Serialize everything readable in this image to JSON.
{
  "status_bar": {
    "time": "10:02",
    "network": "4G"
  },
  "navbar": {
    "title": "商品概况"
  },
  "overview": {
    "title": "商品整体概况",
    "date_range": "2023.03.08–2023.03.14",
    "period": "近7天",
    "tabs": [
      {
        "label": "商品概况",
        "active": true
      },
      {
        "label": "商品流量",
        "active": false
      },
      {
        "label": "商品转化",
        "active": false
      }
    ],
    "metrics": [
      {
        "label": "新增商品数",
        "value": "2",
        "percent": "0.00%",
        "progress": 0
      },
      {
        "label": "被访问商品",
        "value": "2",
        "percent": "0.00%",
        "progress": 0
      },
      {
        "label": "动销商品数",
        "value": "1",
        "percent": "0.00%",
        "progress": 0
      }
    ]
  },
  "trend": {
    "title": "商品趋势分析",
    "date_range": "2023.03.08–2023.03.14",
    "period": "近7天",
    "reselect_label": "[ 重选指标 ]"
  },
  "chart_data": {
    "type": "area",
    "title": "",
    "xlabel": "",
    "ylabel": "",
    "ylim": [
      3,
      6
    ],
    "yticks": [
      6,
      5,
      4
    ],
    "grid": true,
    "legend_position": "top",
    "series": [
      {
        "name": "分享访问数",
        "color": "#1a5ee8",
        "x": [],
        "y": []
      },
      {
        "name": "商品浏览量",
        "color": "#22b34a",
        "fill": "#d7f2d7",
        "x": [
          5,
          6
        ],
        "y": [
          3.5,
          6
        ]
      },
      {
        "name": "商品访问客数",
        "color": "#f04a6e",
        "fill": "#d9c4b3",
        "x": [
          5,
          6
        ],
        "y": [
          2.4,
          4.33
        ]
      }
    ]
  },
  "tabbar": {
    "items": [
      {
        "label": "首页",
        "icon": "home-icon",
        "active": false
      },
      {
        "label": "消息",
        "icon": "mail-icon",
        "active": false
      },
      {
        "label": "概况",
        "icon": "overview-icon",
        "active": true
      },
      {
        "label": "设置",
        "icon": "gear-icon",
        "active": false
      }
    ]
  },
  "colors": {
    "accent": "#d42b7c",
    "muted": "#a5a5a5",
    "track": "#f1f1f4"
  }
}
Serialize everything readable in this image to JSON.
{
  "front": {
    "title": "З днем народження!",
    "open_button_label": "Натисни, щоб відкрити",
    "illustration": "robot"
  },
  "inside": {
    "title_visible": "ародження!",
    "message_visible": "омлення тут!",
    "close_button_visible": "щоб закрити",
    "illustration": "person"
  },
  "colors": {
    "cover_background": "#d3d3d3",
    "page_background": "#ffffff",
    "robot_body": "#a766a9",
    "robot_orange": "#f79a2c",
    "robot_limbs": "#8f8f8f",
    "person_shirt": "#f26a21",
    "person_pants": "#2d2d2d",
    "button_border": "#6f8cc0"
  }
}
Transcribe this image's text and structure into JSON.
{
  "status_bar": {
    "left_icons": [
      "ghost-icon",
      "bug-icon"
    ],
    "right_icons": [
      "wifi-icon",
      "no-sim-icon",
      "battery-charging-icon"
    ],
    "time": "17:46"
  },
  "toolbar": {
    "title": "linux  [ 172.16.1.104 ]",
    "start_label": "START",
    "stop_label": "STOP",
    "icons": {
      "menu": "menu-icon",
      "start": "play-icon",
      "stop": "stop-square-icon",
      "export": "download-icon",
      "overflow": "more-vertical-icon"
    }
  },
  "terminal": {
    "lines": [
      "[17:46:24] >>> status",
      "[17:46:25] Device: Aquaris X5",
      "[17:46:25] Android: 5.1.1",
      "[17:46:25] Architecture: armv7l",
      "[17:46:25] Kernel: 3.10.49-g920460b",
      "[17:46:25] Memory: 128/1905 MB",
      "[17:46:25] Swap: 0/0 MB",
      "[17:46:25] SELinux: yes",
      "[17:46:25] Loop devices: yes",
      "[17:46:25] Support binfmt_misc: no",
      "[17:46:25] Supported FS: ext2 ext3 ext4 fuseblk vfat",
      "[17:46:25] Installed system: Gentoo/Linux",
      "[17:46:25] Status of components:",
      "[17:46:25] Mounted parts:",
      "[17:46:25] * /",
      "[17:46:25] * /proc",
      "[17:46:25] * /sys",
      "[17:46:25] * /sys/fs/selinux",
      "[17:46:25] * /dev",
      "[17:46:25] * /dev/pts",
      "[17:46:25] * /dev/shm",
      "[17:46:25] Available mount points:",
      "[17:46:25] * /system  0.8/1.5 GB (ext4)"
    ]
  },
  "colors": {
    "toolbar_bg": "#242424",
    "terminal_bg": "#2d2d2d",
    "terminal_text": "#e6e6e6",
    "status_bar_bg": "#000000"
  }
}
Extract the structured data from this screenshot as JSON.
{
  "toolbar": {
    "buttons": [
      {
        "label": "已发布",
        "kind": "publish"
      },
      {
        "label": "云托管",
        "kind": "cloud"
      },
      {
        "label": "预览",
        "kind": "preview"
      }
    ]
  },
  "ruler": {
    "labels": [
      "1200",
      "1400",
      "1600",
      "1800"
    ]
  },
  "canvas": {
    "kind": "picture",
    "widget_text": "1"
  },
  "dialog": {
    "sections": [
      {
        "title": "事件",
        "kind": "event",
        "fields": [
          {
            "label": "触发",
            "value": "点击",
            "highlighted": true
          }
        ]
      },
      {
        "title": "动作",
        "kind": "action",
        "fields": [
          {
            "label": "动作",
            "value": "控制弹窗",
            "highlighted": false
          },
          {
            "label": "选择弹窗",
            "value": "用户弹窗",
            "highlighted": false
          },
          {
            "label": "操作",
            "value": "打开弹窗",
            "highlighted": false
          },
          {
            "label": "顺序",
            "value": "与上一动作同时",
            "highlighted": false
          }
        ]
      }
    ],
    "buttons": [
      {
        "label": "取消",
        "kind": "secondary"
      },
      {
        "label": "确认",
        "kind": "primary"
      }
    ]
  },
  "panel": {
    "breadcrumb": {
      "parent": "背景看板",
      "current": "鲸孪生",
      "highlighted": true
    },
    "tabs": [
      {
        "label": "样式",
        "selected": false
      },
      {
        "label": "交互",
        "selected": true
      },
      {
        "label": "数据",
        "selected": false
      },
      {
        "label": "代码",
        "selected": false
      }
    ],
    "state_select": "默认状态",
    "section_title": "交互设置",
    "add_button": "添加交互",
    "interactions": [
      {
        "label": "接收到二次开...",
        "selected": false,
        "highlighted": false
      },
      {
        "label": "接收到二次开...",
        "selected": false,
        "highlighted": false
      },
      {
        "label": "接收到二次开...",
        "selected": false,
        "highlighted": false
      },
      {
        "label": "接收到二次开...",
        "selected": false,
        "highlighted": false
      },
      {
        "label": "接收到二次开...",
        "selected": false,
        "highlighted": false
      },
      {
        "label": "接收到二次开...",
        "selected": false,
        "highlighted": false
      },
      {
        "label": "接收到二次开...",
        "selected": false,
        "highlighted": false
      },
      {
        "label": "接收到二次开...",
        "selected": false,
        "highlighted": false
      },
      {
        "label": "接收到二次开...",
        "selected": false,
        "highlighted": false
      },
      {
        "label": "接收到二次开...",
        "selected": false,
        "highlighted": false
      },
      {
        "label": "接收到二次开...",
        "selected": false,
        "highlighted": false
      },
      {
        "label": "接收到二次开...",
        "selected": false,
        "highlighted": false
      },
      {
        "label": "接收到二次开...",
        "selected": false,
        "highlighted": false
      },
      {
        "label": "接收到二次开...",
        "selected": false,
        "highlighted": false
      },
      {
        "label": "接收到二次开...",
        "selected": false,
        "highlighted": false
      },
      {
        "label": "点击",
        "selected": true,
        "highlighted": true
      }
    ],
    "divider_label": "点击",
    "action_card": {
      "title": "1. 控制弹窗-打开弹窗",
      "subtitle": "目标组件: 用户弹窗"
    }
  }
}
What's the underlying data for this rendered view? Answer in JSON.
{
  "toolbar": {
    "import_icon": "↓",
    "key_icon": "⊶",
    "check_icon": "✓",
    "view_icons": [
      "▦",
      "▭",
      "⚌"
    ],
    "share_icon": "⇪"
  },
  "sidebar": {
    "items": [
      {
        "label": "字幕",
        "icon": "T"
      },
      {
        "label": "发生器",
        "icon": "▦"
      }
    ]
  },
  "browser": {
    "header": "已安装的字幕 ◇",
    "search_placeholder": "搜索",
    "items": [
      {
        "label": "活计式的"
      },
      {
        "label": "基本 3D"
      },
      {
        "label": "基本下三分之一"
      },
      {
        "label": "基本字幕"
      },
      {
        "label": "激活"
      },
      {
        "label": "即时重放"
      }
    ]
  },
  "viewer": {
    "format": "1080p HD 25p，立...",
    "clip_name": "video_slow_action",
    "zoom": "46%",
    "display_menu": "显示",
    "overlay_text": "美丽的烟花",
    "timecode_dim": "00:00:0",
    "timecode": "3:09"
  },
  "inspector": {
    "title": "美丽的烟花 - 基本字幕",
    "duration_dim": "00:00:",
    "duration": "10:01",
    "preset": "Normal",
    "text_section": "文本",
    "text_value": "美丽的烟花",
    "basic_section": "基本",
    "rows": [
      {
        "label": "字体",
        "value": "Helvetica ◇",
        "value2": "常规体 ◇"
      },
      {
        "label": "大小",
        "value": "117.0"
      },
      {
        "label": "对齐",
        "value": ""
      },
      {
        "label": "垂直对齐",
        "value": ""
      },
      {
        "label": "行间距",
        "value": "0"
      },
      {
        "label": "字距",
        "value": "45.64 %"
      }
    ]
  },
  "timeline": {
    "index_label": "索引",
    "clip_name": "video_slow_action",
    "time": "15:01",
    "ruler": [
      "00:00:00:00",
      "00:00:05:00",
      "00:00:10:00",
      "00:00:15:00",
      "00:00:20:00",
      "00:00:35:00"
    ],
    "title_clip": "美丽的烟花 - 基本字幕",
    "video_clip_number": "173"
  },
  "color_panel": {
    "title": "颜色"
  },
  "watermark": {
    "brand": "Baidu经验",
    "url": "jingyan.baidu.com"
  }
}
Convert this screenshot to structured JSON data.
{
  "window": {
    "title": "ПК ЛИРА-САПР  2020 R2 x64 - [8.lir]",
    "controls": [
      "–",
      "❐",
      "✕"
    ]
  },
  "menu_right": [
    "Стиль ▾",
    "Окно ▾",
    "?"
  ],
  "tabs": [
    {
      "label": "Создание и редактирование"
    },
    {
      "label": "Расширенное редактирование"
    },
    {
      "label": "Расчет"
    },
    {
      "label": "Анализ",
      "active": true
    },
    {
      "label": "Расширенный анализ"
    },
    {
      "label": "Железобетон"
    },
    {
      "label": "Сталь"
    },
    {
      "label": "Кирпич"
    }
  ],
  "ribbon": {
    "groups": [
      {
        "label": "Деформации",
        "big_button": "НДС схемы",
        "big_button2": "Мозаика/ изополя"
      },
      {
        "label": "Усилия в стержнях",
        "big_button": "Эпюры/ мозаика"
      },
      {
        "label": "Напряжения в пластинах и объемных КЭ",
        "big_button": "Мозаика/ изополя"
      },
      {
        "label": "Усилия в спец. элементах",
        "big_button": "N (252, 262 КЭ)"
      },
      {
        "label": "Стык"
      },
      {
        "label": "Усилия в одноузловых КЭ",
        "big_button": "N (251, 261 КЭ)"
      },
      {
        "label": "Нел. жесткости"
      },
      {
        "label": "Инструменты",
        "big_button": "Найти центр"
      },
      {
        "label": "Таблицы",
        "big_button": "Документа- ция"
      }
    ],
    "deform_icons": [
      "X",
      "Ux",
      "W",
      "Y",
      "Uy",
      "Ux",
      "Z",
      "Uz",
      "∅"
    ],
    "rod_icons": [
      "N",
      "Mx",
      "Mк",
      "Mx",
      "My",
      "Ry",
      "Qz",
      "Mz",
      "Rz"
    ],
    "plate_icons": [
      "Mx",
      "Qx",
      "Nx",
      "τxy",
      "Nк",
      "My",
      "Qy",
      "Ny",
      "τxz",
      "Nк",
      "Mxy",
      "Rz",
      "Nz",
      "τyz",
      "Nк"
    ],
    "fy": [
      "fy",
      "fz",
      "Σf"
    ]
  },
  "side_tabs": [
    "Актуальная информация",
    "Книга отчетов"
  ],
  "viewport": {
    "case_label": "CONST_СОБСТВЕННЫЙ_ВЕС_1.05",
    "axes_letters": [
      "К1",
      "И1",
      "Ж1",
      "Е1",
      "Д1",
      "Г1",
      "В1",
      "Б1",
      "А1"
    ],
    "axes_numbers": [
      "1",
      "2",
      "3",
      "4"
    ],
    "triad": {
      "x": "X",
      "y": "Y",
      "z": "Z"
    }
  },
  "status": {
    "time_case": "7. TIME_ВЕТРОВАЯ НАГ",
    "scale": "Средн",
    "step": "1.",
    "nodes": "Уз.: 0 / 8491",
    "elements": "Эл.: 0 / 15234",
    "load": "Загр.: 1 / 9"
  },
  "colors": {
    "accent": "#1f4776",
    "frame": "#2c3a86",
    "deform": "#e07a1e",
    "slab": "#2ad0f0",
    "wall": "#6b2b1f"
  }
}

☆ ☆ ☆

Requirement
In the records above, locate the lines holding the word "true". Copy each of them.

Written answer
        "active": true
    "grid": true,
        "active": true
            "highlighted": true
      "highlighted": true
        "selected": true
        "selected": true,
        "highlighted": true
      "active": true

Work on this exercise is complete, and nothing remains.